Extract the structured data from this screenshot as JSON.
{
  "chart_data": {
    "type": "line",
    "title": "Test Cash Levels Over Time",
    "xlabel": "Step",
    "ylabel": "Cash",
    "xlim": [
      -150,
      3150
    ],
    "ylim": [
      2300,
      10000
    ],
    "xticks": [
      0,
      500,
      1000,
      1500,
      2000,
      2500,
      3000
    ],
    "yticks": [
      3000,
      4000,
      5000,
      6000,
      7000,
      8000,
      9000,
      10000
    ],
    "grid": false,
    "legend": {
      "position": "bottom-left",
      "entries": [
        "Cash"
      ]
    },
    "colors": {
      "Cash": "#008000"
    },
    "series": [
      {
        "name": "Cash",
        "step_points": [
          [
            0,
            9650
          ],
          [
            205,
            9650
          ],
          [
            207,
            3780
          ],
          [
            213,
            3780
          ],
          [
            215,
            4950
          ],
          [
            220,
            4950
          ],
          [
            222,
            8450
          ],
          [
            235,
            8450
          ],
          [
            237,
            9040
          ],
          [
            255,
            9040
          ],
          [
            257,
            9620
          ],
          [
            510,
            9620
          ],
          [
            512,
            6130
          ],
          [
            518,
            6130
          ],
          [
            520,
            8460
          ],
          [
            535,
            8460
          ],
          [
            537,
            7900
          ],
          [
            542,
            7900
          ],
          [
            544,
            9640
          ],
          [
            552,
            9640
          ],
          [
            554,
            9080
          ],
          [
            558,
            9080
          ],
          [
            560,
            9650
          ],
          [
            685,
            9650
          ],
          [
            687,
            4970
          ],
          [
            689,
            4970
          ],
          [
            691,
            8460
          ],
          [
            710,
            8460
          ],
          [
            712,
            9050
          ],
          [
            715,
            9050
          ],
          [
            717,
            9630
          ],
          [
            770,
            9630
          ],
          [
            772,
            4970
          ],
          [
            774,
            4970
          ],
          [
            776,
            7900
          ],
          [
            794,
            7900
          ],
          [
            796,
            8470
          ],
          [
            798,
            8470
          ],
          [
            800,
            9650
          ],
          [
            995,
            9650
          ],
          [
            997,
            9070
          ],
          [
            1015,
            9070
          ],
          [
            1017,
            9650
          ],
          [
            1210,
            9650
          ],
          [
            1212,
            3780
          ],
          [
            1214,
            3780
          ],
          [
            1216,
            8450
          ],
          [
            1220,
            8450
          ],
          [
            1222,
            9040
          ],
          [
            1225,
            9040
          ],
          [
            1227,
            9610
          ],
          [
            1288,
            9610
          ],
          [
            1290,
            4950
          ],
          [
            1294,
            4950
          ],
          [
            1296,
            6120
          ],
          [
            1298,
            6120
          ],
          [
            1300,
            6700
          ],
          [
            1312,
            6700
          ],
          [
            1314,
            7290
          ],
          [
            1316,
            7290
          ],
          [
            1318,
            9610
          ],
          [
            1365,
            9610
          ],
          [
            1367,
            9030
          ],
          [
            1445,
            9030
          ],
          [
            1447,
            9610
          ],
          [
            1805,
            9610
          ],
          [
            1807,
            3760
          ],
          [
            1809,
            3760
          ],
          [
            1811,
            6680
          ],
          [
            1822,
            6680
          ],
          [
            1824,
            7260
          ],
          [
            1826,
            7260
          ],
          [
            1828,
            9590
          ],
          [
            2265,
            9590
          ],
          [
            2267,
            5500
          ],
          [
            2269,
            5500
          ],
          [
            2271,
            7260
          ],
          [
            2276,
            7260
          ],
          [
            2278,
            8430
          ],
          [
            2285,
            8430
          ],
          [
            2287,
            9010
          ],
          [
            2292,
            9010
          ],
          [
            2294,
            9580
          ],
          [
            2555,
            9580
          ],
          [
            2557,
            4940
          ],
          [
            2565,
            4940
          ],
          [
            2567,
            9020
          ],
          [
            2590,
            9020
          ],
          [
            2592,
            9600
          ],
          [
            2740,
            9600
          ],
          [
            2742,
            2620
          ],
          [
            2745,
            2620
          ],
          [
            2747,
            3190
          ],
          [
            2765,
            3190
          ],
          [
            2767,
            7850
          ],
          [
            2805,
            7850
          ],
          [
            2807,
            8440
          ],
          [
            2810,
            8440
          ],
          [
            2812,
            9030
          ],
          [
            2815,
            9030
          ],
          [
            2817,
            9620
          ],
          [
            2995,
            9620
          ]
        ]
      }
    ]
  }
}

◇ ◇ ◇

### STATED TASK:
Output each record exactly, leaving nothing out.

### COMPLETED TASK:
Extract the structured data from this screenshot as JSON.
{
  "chart_data": {
    "type": "line",
    "title": "Test Cash Levels Over Time",
    "xlabel": "Step",
    "ylabel": "Cash",
    "xlim": [
      -150,
      3150
    ],
    "ylim": [
      2300,
      10000
    ],
    "xticks": [
      0,
      500,
      1000,
      1500,
      2000,
      2500,
      3000
    ],
    "yticks": [
      3000,
      4000,
      5000,
      6000,
      7000,
      8000,
      9000,
      10000
    ],
    "grid": false,
    "legend": {
      "position": "bottom-left",
      "entries": [
        "Cash"
      ]
    },
    "colors": {
      "Cash": "#008000"
    },
    "series": [
      {
        "name": "Cash",
        "step_points": [
          [
            0,
            9650
          ],
          [
            205,
            9650
          ],
          [
            207,
            3780
          ],
          [
            213,
            3780
          ],
          [
            215,
            4950
          ],
          [
            220,
            4950
          ],
          [
            222,
            8450
          ],
          [
            235,
            8450
          ],
          [
            237,
            9040
          ],
          [
            255,
            9040
          ],
          [
            257,
            9620
          ],
          [
            510,
            9620
          ],
          [
            512,
            6130
          ],
          [
            518,
            6130
          ],
          [
            520,
            8460
          ],
          [
            535,
            8460
          ],
          [
            537,
            7900
          ],
          [
            542,
            7900
          ],
          [
            544,
            9640
          ],
          [
            552,
            9640
          ],
          [
            554,
            9080
          ],
          [
            558,
            9080
          ],
          [
            560,
            9650
          ],
          [
            685,
            9650
          ],
          [
            687,
            4970
          ],
          [
            689,
            4970
          ],
          [
            691,
            8460
          ],
          [
            710,
            8460
          ],
          [
            712,
            9050
          ],
          [
            715,
            9050
          ],
          [
            717,
            9630
          ],
          [
            770,
            9630
          ],
          [
            772,
            4970
          ],
          [
            774,
            4970
          ],
          [
            776,
            7900
          ],
          [
            794,
            7900
          ],
          [
            796,
            8470
          ],
          [
            798,
            8470
          ],
          [
            800,
            9650
          ],
          [
            995,
            9650
          ],
          [
            997,
            9070
          ],
          [
            1015,
            9070
          ],
          [
            1017,
            9650
          ],
          [
            1210,
            9650
          ],
          [
            1212,
            3780
          ],
          [
            1214,
            3780
          ],
          [
            1216,
            8450
          ],
          [
            1220,
            8450
          ],
          [
            1222,
            9040
          ],
          [
            1225,
            9040
          ],
          [
            1227,
            9610
          ],
          [
            1288,
            9610
          ],
          [
            1290,
            4950
          ],
          [
            1294,
            4950
          ],
          [
            1296,
            6120
          ],
          [
            1298,
            6120
          ],
          [
            1300,
            6700
          ],
          [
            1312,
            6700
          ],
          [
            1314,
            7290
          ],
          [
            1316,
            7290
          ],
          [
            1318,
            9610
          ],
          [
            1365,
            9610
          ],
          [
            1367,
            9030
          ],
          [
            1445,
            9030
          ],
          [
            1447,
            9610
          ],
          [
            1805,
            9610
          ],
          [
            1807,
            3760
          ],
          [
            1809,
            3760
          ],
          [
            1811,
            6680
          ],
          [
            1822,
            6680
          ],
          [
            1824,
            7260
          ],
          [
            1826,
            7260
          ],
          [
            1828,
            9590
          ],
          [
            2265,
            9590
          ],
          [
            2267,
            5500
          ],
          [
            2269,
            5500
          ],
          [
            2271,
            7260
          ],
          [
            2276,
            7260
          ],
          [
            2278,
            8430
          ],
          [
            2285,
            8430
          ],
          [
            2287,
            9010
          ],
          [
            2292,
            9010
          ],
          [
            2294,
            9580
          ],
          [
            2555,
            9580
          ],
          [
            2557,
            4940
          ],
          [
            2565,
            4940
          ],
          [
            2567,
            9020
          ],
          [
            2590,
            9020
          ],
          [
            2592,
            9600
          ],
          [
            2740,
            9600
          ],
          [
            2742,
            2620
          ],
          [
            2745,
            2620
          ],
          [
            2747,
            3190
          ],
          [
            2765,
            3190
          ],
          [
            2767,
            7850
          ],
          [
            2805,
            7850
          ],
          [
            2807,
            8440
          ],
          [
            2810,
            8440
          ],
          [
            2812,
            9030
          ],
          [
            2815,
            9030
          ],
          [
            2817,
            9620
          ],
          [
            2995,
            9620
          ]
        ]
      }
    ]
  }
}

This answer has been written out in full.